CONSIGNE: Reprenez la critique de The New Abnormal, l'album des Strokes, à la suite de sa dernière phrase.

━━ EXTRAIT ━━

C’était en 2001. En un album, Is This It, The Strokes ravivait une excitation qu’on croyait perdue pour le rock, ouvrant la voie à une génération de gamins à guitares, parmi lesquels Arctic Monkeys. Depuis? Les Américains ont principalement déçu, courant depuis First Impressions of Earth (2006) après la formule qui les avait trop vite fait consacrés «meilleur-groupe-électrique-du-nouveau-millénaire». A l’annonce de la sortie de The New Abnormal, dévoilé le 11 avril dernier, c’est dire si on était peu emballé. Erreur. En neuf chansons produites pas l’immense Rick Rubin, Julian Casablancas et sa clique remettent à plus tard leur obsolescence programmée.

━━━
━━ DOCUMENTS DE TRAVAIL ━━

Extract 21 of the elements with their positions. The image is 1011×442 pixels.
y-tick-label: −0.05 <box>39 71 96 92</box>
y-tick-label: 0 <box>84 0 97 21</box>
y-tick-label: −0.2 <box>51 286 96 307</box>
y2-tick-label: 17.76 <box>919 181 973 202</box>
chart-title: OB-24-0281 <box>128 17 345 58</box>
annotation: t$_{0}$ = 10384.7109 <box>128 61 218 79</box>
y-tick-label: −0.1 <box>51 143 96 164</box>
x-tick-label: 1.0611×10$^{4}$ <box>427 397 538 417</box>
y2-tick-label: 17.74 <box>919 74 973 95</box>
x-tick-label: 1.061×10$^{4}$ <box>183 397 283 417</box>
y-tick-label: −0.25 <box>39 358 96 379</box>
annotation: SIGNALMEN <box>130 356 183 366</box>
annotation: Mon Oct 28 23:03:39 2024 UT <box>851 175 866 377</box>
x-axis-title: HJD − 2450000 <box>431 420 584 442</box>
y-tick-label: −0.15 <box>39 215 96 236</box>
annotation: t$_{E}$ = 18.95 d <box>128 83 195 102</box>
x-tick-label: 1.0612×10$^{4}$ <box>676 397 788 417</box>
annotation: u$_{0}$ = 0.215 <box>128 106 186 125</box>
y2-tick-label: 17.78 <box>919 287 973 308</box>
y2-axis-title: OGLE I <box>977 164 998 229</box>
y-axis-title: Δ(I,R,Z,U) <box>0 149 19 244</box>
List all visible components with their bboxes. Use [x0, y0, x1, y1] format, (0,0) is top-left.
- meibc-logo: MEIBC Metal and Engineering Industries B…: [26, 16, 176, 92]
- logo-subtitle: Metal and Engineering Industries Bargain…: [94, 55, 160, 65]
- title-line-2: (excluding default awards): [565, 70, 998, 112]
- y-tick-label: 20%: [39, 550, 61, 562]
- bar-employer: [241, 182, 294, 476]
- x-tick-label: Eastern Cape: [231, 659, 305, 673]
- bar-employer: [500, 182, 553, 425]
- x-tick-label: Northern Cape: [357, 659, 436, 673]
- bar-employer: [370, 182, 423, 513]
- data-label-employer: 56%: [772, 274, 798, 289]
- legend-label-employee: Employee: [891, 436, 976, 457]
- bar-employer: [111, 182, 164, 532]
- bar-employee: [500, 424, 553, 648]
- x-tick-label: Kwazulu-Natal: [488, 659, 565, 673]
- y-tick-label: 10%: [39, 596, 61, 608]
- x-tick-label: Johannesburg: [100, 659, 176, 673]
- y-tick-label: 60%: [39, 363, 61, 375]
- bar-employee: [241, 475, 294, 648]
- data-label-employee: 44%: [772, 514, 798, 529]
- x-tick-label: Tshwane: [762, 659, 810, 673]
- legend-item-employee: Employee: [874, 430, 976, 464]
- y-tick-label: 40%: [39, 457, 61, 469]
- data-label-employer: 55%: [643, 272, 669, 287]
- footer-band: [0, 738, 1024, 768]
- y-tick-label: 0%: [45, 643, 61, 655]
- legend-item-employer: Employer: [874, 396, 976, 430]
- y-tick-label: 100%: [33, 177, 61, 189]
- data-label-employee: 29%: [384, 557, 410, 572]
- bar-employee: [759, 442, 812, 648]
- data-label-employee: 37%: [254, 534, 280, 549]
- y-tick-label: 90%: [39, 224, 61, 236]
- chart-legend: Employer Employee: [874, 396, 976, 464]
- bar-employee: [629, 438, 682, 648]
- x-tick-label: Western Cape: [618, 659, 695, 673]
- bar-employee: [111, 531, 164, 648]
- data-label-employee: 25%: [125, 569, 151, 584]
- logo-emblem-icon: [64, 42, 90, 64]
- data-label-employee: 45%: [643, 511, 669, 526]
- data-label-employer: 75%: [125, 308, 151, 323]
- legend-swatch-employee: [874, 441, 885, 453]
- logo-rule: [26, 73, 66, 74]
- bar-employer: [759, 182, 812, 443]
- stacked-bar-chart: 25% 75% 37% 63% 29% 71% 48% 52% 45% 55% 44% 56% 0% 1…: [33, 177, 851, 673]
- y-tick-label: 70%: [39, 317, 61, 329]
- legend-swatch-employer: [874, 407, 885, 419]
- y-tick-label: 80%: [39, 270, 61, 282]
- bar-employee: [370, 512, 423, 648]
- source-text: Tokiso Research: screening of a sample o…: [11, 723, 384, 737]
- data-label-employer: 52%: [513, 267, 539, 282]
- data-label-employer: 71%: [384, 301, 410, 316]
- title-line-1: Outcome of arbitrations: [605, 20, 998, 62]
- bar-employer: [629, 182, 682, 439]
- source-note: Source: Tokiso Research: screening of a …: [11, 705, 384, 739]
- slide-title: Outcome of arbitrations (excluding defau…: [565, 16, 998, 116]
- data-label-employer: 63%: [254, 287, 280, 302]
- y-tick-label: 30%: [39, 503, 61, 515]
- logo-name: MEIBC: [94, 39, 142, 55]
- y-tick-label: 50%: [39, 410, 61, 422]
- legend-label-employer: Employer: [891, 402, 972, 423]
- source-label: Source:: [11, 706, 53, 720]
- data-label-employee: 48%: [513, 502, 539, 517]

━━━

RÉSULTAT:
La dernière image qu’on conserve des Strokes n’est pas à leur avantage. Programmés au Montreux Jazz en 2006, les New-Yorkais montaient en traînant les pieds sur la scène du Miles Davis Hall (l’actuel Lab) pour commencer un récital pâteux, privés de toute envie de cogner. Révolte du public alors, qui finit par forcer le groupe à faire ce pour quoi on s’était déplacé: convoquer l’urgence et non s’abêtir dans les poses.